• [What is expected]: Reproduce all of the data that follows, character for character.

+++

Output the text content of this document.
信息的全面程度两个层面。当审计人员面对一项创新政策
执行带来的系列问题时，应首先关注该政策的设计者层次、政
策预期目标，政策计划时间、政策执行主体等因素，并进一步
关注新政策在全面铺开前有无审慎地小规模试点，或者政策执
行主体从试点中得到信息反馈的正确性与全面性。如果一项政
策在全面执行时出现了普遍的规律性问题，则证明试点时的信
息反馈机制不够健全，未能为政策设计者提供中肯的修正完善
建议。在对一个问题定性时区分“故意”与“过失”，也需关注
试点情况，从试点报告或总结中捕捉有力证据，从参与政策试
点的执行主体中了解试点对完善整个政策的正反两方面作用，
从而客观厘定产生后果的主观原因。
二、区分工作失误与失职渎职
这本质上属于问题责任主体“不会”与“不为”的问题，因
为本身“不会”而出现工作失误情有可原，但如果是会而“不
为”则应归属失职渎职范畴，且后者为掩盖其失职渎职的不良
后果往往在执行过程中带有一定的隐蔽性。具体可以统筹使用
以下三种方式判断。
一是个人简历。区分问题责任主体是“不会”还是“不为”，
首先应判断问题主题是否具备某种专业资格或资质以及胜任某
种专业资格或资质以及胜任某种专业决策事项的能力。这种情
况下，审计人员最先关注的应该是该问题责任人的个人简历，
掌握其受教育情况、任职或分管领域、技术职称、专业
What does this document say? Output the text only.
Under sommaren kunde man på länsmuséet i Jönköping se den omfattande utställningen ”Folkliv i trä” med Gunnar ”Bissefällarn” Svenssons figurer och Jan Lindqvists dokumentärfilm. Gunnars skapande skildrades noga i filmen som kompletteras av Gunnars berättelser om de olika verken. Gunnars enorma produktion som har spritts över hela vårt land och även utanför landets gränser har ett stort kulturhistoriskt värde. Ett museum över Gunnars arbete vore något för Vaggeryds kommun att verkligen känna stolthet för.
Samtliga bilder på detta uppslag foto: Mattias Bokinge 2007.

+++

• [Result of the task]:
Output the text content of this document.
信息的全面程度两个层面。当审计人员面对一项创新政策
执行带来的系列问题时，应首先关注该政策的设计者层次、政
策预期目标，政策计划时间、政策执行主体等因素，并进一步
关注新政策在全面铺开前有无审慎地小规模试点，或者政策执
行主体从试点中得到信息反馈的正确性与全面性。如果一项政
策在全面执行时出现了普遍的规律性问题，则证明试点时的信
息反馈机制不够健全，未能为政策设计者提供中肯的修正完善
建议。在对一个问题定性时区分“故意”与“过失”，也需关注
试点情况，从试点报告或总结中捕捉有力证据，从参与政策试
点的执行主体中了解试点对完善整个政策的正反两方面作用，
从而客观厘定产生后果的主观原因。
二、区分工作失误与失职渎职
这本质上属于问题责任主体“不会”与“不为”的问题，因
为本身“不会”而出现工作失误情有可原，但如果是会而“不
为”则应归属失职渎职范畴，且后者为掩盖其失职渎职的不良
后果往往在执行过程中带有一定的隐蔽性。具体可以统筹使用
以下三种方式判断。
一是个人简历。区分问题责任主体是“不会”还是“不为”，
首先应判断问题主题是否具备某种专业资格或资质以及胜任某
种专业资格或资质以及胜任某种专业决策事项的能力。这种情
况下，审计人员最先关注的应该是该问题责任人的个人简历，
掌握其受教育情况、任职或分管领域、技术职称、专业
What does this document say? Output the text only.
Under sommaren kunde man på länsmuséet i Jönköping se den omfattande utställningen ”Folkliv i trä” med Gunnar ”Bissefällarn” Svenssons figurer och Jan Lindqvists dokumentärfilm. Gunnars skapande skildrades noga i filmen som kompletteras av Gunnars berättelser om de olika verken. Gunnars enorma produktion som har spritts över hela vårt land och även utanför landets gränser har ett stort kulturhistoriskt värde. Ett museum över Gunnars arbete vore något för Vaggeryds kommun att verkligen känna stolthet för.
Samtliga bilder på detta uppslag foto: Mattias Bokinge 2007.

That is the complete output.